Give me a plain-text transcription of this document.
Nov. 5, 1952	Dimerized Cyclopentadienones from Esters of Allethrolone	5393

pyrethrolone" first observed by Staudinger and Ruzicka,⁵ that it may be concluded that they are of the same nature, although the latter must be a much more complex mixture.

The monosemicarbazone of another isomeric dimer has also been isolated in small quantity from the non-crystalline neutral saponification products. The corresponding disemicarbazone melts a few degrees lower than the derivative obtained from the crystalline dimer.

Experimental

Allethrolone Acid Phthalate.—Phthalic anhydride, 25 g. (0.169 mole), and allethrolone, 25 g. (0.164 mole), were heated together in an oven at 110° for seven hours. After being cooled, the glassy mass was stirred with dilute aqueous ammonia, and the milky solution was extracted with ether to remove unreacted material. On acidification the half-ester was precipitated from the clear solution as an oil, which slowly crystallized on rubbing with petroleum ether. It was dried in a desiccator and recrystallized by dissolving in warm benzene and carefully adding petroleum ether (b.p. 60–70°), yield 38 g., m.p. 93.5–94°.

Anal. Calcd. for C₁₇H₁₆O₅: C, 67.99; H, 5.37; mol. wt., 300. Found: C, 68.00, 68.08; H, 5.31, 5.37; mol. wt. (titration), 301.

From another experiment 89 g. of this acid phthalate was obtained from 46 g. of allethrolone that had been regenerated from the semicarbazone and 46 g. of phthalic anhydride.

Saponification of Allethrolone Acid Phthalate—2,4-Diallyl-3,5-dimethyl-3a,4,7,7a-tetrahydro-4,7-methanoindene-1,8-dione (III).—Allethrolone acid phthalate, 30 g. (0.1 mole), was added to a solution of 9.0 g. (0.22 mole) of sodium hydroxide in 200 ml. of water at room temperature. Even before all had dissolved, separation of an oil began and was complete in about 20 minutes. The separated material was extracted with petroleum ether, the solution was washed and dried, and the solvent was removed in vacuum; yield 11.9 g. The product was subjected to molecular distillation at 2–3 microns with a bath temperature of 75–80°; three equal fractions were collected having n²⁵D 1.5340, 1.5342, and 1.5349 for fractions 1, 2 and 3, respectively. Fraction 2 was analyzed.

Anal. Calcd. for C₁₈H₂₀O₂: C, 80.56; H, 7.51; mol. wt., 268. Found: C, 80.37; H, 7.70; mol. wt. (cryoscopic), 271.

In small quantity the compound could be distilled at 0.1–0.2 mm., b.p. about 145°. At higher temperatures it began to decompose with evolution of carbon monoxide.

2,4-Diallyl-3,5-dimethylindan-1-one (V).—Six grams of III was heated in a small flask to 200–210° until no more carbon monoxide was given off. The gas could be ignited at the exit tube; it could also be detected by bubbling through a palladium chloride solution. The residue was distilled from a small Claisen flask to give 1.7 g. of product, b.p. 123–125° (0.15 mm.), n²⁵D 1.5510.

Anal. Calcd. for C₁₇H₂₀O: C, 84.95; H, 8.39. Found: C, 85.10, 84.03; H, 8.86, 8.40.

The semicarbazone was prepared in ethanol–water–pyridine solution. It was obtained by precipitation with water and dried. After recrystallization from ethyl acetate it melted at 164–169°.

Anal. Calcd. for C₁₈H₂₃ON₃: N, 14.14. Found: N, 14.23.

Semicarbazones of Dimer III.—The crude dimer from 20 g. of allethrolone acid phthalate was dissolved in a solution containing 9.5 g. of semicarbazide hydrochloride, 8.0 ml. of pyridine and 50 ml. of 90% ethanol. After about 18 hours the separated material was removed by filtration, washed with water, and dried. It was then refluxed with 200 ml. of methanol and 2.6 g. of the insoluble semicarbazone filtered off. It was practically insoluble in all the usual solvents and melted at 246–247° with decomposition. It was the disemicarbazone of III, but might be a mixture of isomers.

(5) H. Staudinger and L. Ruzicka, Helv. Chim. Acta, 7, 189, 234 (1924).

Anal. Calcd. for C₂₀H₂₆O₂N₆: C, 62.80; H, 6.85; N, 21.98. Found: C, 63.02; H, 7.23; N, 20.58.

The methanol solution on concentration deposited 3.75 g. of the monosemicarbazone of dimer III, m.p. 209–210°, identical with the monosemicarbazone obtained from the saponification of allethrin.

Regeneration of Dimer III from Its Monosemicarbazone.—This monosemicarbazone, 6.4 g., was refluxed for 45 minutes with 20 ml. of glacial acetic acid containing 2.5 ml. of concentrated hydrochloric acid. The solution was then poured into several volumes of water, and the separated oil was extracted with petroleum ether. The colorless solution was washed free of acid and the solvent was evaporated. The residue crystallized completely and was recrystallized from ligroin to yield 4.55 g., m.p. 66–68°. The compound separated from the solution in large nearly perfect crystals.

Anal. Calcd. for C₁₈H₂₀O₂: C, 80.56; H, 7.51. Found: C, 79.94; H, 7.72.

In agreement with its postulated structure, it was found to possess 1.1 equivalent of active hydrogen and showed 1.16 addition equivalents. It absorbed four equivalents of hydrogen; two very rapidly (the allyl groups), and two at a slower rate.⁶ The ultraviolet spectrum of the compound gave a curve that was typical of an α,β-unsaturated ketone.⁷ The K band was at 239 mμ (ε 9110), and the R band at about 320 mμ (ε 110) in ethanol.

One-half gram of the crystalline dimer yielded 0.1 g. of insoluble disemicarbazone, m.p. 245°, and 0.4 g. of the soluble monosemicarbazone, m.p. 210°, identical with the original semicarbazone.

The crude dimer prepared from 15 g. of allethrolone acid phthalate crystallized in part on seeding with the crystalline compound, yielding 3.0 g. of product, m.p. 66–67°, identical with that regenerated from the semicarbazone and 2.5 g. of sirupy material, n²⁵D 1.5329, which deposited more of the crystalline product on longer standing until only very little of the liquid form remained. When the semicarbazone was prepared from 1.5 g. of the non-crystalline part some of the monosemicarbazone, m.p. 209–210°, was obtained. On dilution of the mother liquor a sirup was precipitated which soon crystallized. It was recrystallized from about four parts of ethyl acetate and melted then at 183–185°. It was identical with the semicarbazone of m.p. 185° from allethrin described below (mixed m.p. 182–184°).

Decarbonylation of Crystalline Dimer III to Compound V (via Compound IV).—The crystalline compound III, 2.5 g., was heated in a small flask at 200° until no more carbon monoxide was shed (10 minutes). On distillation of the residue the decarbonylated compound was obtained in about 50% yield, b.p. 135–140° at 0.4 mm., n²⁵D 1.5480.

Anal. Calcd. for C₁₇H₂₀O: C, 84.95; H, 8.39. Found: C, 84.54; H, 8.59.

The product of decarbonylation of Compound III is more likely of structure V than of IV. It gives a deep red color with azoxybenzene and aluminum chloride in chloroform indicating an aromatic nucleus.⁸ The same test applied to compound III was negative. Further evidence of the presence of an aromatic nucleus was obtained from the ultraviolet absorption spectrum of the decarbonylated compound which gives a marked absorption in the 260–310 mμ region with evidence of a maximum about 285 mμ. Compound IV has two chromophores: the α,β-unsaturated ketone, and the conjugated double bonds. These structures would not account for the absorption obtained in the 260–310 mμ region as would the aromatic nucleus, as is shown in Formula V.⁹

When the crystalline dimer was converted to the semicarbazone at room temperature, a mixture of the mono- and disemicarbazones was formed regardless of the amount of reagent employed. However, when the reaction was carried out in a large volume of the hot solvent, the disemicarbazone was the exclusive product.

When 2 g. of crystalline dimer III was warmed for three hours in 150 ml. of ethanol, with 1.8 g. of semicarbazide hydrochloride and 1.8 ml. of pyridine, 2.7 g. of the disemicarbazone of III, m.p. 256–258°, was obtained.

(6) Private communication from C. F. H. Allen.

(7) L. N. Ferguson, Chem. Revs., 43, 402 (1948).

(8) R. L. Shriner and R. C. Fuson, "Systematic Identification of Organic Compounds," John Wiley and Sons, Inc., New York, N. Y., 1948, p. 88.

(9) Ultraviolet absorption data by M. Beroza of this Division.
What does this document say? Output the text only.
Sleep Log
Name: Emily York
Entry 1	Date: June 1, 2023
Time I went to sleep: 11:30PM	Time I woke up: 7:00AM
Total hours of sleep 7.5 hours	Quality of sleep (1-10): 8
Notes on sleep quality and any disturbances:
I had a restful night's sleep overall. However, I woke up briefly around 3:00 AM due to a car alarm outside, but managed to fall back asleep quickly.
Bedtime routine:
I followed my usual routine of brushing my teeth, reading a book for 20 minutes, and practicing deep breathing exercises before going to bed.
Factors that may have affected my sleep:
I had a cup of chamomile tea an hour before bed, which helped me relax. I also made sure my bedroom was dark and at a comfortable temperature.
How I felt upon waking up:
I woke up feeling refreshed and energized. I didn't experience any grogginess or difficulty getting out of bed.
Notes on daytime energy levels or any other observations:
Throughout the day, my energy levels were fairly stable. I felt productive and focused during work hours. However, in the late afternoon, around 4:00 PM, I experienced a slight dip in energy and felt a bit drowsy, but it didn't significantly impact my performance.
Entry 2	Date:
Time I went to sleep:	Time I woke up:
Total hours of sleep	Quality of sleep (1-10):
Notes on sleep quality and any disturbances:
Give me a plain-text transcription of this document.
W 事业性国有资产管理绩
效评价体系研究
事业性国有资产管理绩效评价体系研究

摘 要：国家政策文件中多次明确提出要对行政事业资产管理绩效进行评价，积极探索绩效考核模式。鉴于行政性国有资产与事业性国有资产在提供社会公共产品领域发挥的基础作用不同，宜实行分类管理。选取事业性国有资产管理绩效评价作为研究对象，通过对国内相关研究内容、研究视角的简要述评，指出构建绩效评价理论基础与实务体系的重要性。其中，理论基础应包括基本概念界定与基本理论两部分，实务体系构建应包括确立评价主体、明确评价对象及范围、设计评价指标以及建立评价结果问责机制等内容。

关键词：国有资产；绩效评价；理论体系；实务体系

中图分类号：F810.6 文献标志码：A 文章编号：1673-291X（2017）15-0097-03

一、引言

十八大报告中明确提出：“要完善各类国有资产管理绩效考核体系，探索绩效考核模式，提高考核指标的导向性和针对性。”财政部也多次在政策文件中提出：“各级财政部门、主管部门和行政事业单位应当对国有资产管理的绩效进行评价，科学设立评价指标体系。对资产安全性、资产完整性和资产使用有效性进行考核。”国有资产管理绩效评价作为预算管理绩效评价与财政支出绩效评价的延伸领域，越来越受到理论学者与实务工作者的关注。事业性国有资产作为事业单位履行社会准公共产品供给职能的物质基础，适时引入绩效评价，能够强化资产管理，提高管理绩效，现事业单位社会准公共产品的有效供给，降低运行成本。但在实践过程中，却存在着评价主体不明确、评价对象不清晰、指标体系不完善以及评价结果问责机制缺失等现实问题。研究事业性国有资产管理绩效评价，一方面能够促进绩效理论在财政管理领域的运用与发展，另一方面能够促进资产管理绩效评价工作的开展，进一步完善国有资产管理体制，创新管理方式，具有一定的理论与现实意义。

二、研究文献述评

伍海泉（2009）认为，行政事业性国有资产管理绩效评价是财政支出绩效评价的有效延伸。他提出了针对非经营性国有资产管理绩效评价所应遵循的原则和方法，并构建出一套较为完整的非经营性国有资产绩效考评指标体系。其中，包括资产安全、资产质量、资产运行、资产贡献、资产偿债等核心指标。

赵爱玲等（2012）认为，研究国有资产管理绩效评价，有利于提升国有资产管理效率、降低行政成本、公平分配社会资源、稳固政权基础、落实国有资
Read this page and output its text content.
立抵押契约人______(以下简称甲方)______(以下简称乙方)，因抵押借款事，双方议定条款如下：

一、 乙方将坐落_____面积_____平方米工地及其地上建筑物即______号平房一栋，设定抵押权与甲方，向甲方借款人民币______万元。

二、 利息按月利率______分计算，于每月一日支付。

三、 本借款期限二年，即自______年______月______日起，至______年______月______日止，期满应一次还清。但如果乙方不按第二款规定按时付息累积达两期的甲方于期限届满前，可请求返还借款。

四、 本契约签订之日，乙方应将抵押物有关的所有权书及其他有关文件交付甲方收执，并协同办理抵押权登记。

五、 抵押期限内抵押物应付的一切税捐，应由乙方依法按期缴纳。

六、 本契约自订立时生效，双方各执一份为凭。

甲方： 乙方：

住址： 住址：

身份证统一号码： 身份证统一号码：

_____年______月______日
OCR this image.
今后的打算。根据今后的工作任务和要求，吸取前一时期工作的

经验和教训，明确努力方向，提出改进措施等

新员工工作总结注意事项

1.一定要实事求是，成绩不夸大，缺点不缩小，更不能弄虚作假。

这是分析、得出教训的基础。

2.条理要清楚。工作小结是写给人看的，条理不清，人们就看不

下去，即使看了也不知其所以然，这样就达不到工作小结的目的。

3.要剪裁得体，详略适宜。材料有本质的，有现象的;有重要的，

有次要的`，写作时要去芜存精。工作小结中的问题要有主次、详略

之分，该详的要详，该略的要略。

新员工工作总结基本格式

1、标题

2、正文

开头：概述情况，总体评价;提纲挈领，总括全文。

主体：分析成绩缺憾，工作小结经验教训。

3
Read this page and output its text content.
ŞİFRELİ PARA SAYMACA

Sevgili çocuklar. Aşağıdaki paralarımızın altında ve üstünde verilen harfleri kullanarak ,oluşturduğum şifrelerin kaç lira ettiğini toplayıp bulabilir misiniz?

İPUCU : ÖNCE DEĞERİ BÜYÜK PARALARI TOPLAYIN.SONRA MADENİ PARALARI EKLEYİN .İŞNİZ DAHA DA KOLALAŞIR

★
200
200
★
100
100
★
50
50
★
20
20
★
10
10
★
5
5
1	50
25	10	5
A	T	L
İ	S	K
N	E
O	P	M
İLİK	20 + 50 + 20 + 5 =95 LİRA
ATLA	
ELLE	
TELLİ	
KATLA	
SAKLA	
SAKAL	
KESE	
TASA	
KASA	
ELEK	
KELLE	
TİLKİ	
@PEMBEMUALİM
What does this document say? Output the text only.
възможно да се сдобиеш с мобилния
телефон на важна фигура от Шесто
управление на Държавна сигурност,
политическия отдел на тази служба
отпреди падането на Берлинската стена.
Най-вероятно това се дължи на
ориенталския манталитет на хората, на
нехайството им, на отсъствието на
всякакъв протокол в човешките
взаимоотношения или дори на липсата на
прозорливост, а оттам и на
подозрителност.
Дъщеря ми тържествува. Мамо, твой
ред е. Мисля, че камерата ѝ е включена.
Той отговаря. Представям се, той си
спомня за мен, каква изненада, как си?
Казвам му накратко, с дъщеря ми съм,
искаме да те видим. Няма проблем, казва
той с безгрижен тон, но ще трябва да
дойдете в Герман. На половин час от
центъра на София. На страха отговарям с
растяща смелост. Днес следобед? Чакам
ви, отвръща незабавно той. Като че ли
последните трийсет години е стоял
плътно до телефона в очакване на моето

* What needs to be done
Where a line of the entries contains the word "large", copy that line.

* Result
Regeneration of Dimer III from Its Monosemicarbazone.—This monosemicarbazone, 6.4 g., was refluxed for 45 minutes with 20 ml. of glacial acetic acid containing 2.5 ml. of concentrated hydrochloric acid. The solution was then poured into several volumes of water, and the separated oil was extracted with petroleum ether. The colorless solution was washed free of acid and the solvent was evaporated. The residue crystallized completely and was recrystallized from ligroin to yield 4.55 g., m.p. 66–68°. The compound separated from the solution in large nearly perfect crystals.
When the crystalline dimer was converted to the semicarbazone at room temperature, a mixture of the mono- and disemicarbazones was formed regardless of the amount of reagent employed. However, when the reaction was carried out in a large volume of the hot solvent, the disemicarbazone was the exclusive product.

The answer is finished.